- [Given exercise] Wherever a line holds the word "sclérotiques", copy that line out.

--- Start of Recorded data ---

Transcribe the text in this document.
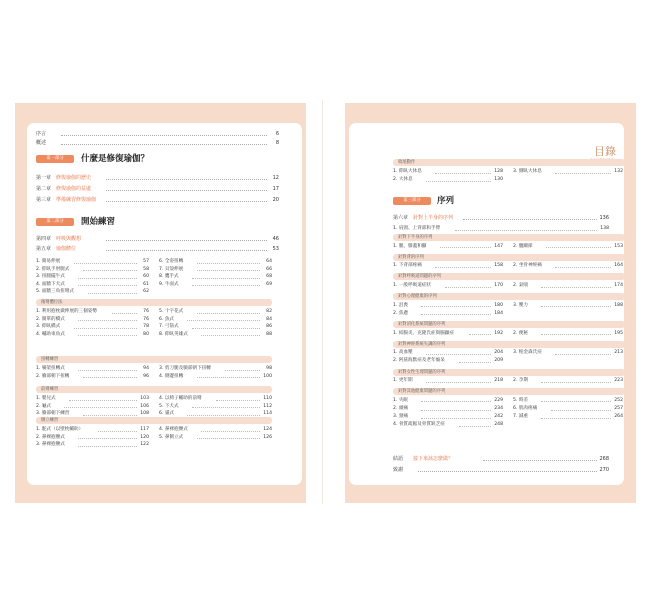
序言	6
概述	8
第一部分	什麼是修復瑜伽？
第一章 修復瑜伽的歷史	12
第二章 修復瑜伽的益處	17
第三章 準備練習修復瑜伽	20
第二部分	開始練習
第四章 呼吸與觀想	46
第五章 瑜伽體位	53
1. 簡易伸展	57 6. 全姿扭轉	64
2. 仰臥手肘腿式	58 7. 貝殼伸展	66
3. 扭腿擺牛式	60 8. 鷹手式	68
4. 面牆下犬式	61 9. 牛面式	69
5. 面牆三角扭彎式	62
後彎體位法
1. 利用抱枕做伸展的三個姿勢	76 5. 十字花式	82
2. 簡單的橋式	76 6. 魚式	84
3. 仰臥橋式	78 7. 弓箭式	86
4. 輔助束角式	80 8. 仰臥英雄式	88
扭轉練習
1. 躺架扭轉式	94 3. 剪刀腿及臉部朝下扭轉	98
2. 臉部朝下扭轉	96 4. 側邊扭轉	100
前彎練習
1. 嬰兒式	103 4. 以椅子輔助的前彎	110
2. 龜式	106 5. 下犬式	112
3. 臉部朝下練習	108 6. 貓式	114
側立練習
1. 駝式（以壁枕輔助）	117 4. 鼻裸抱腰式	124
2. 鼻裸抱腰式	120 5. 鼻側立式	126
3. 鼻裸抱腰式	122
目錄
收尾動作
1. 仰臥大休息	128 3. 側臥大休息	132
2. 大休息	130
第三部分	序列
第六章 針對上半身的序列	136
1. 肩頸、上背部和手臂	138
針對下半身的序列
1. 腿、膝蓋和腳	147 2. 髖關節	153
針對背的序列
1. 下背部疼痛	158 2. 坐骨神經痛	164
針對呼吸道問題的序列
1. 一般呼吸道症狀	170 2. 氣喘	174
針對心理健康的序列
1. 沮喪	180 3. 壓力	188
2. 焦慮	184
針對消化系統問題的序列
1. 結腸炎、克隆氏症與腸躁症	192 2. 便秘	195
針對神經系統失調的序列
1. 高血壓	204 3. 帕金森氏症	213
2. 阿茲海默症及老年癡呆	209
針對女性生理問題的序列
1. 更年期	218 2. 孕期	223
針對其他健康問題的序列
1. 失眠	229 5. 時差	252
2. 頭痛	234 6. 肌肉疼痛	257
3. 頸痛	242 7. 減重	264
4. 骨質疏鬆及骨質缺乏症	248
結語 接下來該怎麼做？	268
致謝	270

--- End of Recorded data ---
--- Start of Recorded data ---

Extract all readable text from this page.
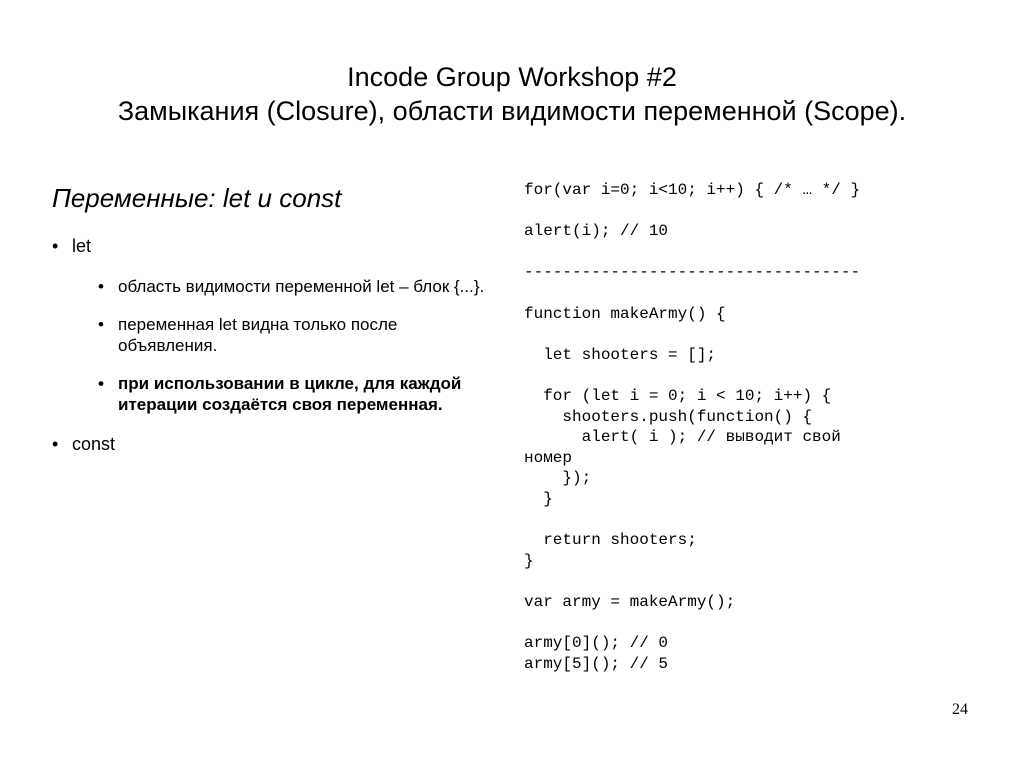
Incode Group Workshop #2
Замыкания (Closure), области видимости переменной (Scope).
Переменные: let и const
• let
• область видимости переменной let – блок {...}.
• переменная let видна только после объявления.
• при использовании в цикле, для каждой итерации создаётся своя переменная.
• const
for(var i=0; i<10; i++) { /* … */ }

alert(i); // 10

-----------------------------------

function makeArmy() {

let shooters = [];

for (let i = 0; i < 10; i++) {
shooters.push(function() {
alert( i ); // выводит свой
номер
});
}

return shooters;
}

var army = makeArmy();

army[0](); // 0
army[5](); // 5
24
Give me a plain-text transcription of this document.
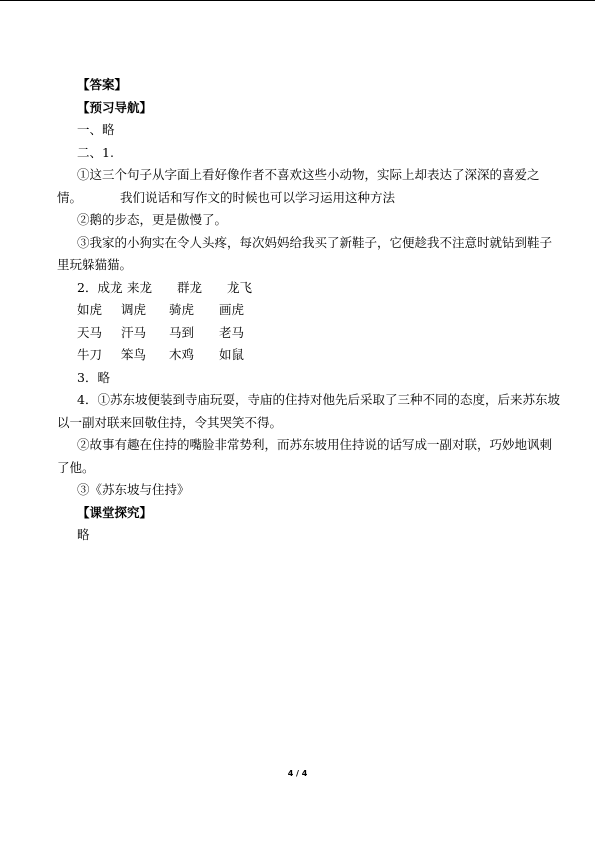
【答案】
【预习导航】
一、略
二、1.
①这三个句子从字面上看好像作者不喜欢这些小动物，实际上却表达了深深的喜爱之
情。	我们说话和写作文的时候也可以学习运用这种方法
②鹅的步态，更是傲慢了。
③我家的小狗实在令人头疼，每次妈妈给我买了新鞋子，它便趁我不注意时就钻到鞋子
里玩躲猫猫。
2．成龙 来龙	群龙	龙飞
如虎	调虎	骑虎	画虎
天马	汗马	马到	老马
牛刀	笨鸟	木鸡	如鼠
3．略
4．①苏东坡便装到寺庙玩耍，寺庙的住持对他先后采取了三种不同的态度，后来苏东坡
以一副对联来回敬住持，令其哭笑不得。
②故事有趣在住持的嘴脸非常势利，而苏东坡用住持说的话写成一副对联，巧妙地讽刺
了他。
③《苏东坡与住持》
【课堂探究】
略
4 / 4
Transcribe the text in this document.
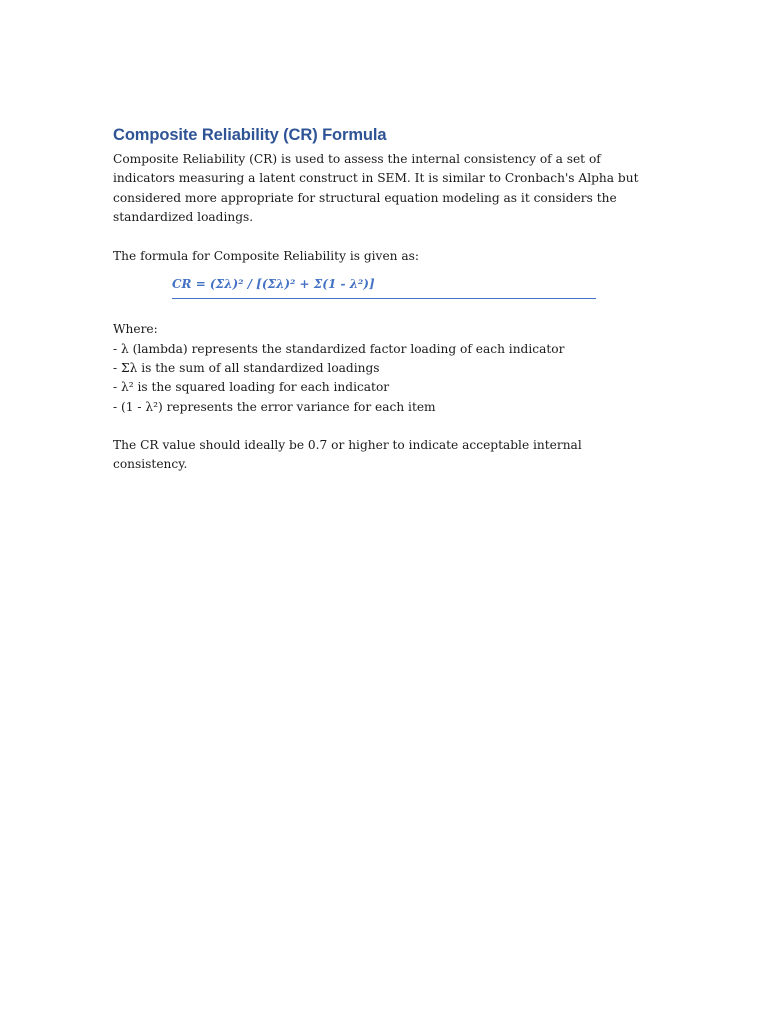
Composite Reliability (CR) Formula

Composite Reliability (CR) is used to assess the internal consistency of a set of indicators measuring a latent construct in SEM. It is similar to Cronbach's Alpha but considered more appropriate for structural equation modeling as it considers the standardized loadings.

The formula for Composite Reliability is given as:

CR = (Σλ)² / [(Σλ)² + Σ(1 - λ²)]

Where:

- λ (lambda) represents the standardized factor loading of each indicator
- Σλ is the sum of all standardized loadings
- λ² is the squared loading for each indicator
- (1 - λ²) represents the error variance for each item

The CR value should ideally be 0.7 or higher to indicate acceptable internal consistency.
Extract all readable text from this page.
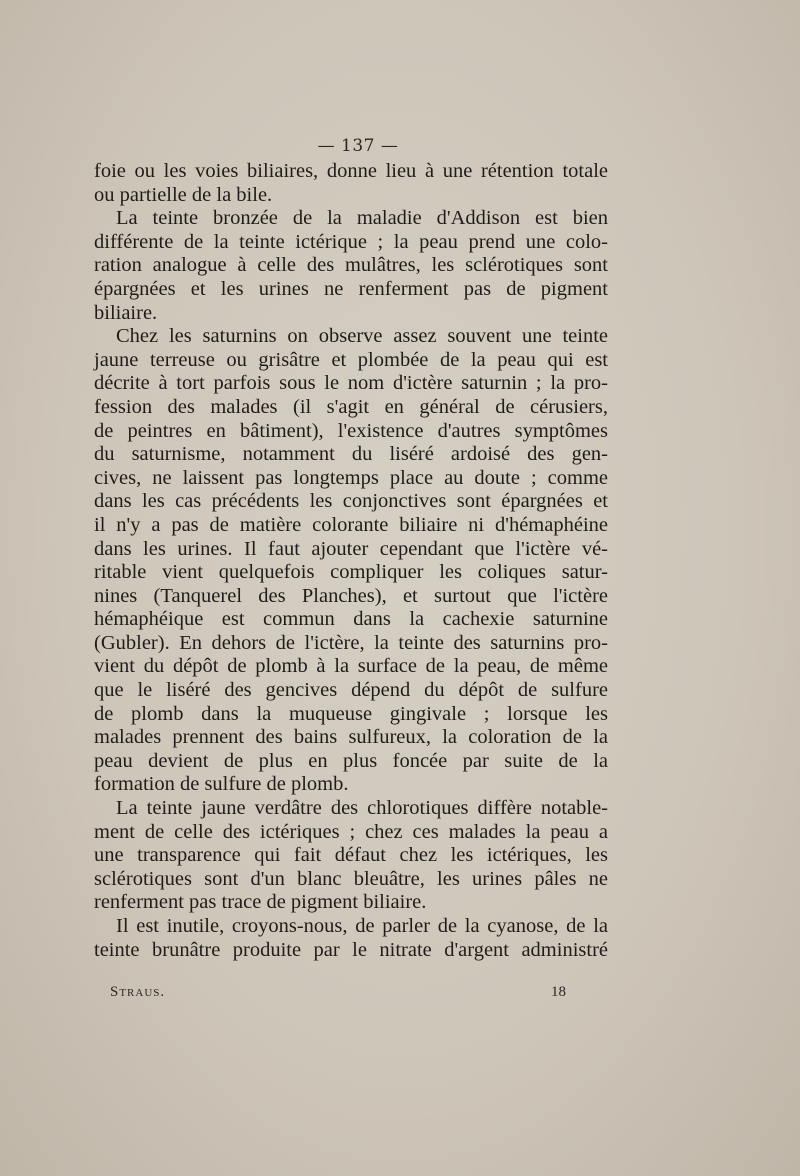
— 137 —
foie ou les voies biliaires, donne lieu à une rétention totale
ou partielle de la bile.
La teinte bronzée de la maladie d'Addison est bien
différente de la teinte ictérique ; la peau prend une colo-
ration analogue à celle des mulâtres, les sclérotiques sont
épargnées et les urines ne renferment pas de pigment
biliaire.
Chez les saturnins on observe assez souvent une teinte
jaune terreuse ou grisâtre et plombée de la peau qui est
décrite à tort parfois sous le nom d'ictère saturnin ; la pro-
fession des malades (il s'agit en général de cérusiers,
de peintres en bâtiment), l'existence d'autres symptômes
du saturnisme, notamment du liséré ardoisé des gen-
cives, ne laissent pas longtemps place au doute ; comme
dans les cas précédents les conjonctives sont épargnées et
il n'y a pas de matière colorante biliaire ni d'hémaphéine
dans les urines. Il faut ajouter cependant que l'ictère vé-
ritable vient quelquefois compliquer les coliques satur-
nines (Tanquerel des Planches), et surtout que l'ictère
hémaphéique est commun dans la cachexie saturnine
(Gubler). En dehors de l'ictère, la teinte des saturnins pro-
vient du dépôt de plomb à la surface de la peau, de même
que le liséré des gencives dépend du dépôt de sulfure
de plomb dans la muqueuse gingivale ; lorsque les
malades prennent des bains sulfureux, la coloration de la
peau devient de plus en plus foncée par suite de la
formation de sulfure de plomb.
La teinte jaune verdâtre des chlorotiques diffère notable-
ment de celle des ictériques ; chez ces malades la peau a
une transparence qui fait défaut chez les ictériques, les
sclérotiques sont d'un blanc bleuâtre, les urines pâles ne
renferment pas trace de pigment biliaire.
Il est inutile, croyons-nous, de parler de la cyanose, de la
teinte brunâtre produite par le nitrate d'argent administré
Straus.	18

--- End of Recorded data ---
--- Start of Recorded data ---

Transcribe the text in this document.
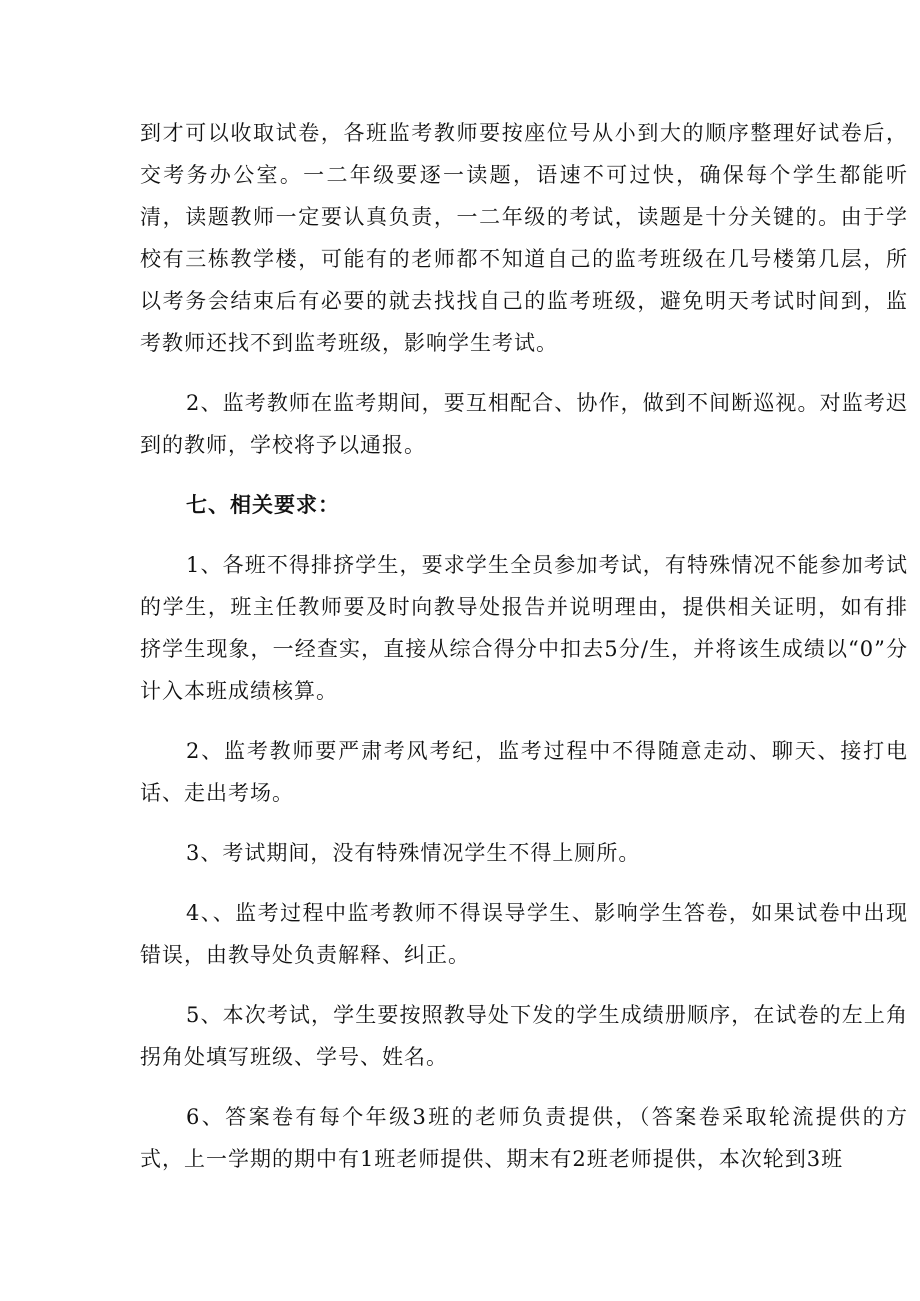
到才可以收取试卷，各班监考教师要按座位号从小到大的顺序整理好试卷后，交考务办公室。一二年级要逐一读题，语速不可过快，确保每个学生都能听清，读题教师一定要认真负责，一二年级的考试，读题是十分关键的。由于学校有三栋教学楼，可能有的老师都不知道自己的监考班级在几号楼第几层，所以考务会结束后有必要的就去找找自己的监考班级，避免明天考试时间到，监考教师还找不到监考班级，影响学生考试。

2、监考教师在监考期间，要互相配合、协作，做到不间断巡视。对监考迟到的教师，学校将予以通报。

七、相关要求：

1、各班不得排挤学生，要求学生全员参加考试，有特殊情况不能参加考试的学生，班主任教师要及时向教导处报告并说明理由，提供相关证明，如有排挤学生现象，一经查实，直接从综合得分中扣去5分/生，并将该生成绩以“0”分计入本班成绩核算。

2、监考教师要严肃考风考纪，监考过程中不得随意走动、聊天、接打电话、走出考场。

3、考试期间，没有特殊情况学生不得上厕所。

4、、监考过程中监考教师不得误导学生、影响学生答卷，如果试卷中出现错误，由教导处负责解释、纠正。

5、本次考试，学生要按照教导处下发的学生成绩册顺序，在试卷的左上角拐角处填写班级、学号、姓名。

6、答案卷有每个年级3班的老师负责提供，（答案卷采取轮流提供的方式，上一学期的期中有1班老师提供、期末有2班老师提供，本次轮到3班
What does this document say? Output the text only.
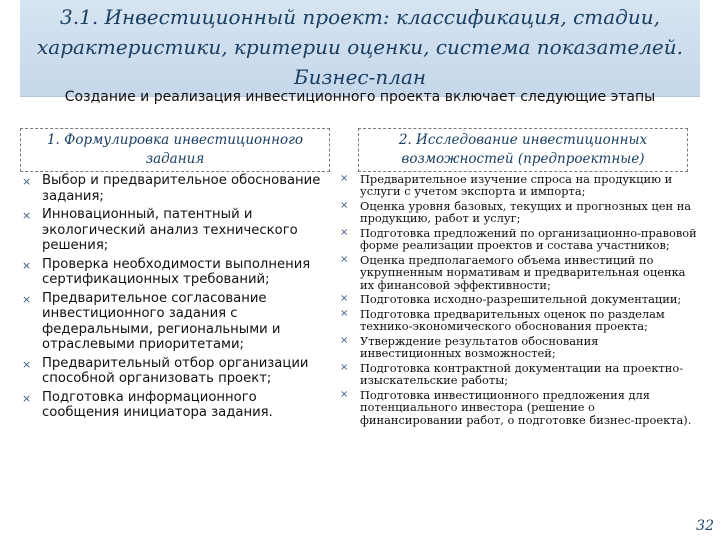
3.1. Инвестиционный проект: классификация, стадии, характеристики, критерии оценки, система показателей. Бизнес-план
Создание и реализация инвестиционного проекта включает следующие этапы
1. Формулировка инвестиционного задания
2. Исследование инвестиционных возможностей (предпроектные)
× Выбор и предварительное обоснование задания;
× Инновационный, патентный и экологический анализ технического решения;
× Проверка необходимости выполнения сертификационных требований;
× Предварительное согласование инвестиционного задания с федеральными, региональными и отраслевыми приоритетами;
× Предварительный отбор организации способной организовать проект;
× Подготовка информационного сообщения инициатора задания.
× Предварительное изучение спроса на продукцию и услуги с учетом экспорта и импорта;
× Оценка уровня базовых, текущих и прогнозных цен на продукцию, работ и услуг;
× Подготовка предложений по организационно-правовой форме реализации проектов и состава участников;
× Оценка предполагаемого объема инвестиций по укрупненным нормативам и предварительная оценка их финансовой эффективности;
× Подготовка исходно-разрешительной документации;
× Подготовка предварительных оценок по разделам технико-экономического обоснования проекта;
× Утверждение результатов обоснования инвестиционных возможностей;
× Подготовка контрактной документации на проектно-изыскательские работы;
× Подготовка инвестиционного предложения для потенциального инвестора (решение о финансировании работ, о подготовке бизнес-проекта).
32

--- End of Recorded data ---

- [Output for this task]
ration analogue à celle des mulâtres, les sclérotiques sont
sclérotiques sont d'un blanc bleuâtre, les urines pâles ne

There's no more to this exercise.